* _Information supplied_:
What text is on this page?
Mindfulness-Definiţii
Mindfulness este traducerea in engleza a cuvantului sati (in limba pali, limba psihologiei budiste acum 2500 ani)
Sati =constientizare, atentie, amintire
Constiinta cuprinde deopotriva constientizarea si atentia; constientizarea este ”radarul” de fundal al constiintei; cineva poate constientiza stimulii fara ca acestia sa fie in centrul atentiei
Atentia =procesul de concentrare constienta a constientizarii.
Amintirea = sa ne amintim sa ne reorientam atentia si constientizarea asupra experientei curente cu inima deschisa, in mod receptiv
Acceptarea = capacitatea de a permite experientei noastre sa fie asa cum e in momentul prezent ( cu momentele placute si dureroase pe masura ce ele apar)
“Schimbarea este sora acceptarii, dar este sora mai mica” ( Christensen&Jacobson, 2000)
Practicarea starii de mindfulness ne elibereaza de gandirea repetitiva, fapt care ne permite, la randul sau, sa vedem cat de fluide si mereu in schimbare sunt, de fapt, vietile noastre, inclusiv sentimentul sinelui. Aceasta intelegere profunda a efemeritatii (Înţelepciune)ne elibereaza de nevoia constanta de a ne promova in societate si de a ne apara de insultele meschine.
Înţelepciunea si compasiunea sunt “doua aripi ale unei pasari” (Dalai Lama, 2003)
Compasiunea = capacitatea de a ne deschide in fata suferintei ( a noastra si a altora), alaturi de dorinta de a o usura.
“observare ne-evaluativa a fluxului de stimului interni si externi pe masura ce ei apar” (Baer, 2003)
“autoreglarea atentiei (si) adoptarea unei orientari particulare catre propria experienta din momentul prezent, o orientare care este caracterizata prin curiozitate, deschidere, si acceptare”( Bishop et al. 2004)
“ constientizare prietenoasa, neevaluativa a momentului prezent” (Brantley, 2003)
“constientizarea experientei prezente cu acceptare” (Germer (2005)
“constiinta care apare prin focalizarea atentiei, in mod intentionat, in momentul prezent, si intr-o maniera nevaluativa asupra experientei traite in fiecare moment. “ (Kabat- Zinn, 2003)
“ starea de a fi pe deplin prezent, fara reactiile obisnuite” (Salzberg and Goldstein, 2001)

* _Set problem_: Take each line of the material that contains the word "experientei" and list it.

* _Reply to the task_:
Amintirea = sa ne amintim sa ne reorientam atentia si constientizarea asupra experientei curente cu inima deschisa, in mod receptiv
Acceptarea = capacitatea de a permite experientei noastre sa fie asa cum e in momentul prezent ( cu momentele placute si dureroase pe masura ce ele apar)
“constientizarea experientei prezente cu acceptare” (Germer (2005)
“constiinta care apare prin focalizarea atentiei, in mod intentionat, in momentul prezent, si intr-o maniera nevaluativa asupra experientei traite in fiecare moment. “ (Kabat- Zinn, 2003)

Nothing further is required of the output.